▶ Aim
Print all records exactly, leaving nothing out.

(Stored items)
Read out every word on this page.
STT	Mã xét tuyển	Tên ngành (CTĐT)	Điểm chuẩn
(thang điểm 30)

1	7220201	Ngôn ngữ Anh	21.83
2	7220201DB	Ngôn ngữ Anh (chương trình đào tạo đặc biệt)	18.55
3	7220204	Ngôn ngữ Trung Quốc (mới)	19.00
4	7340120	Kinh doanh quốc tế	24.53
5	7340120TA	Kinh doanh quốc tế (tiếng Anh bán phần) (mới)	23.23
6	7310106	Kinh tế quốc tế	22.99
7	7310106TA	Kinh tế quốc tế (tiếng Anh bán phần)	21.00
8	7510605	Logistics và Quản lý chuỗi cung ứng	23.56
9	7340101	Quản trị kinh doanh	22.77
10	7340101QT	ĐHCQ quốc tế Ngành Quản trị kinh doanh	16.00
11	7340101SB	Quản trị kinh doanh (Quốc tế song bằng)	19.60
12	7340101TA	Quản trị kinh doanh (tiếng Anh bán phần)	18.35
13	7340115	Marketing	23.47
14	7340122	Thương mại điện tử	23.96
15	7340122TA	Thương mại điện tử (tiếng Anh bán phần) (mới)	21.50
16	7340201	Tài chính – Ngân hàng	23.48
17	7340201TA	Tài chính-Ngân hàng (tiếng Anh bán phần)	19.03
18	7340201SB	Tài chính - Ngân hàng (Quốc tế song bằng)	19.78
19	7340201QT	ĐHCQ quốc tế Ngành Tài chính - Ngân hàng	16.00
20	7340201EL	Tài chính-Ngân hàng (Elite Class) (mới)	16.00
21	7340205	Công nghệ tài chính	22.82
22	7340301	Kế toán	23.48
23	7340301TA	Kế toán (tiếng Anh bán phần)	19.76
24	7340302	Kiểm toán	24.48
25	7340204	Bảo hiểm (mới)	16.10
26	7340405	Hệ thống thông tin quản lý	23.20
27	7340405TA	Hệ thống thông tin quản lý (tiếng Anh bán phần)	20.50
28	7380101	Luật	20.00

▶ The result
Read out every word on this page.
STT	Mã xét tuyển	Tên ngành (CTĐT)	Điểm chuẩn
(thang điểm 30)

1	7220201	Ngôn ngữ Anh	21.83
2	7220201DB	Ngôn ngữ Anh (chương trình đào tạo đặc biệt)	18.55
3	7220204	Ngôn ngữ Trung Quốc (mới)	19.00
4	7340120	Kinh doanh quốc tế	24.53
5	7340120TA	Kinh doanh quốc tế (tiếng Anh bán phần) (mới)	23.23
6	7310106	Kinh tế quốc tế	22.99
7	7310106TA	Kinh tế quốc tế (tiếng Anh bán phần)	21.00
8	7510605	Logistics và Quản lý chuỗi cung ứng	23.56
9	7340101	Quản trị kinh doanh	22.77
10	7340101QT	ĐHCQ quốc tế Ngành Quản trị kinh doanh	16.00
11	7340101SB	Quản trị kinh doanh (Quốc tế song bằng)	19.60
12	7340101TA	Quản trị kinh doanh (tiếng Anh bán phần)	18.35
13	7340115	Marketing	23.47
14	7340122	Thương mại điện tử	23.96
15	7340122TA	Thương mại điện tử (tiếng Anh bán phần) (mới)	21.50
16	7340201	Tài chính – Ngân hàng	23.48
17	7340201TA	Tài chính-Ngân hàng (tiếng Anh bán phần)	19.03
18	7340201SB	Tài chính - Ngân hàng (Quốc tế song bằng)	19.78
19	7340201QT	ĐHCQ quốc tế Ngành Tài chính - Ngân hàng	16.00
20	7340201EL	Tài chính-Ngân hàng (Elite Class) (mới)	16.00
21	7340205	Công nghệ tài chính	22.82
22	7340301	Kế toán	23.48
23	7340301TA	Kế toán (tiếng Anh bán phần)	19.76
24	7340302	Kiểm toán	24.48
25	7340204	Bảo hiểm (mới)	16.10
26	7340405	Hệ thống thông tin quản lý	23.20
27	7340405TA	Hệ thống thông tin quản lý (tiếng Anh bán phần)	20.50
28	7380101	Luật	20.00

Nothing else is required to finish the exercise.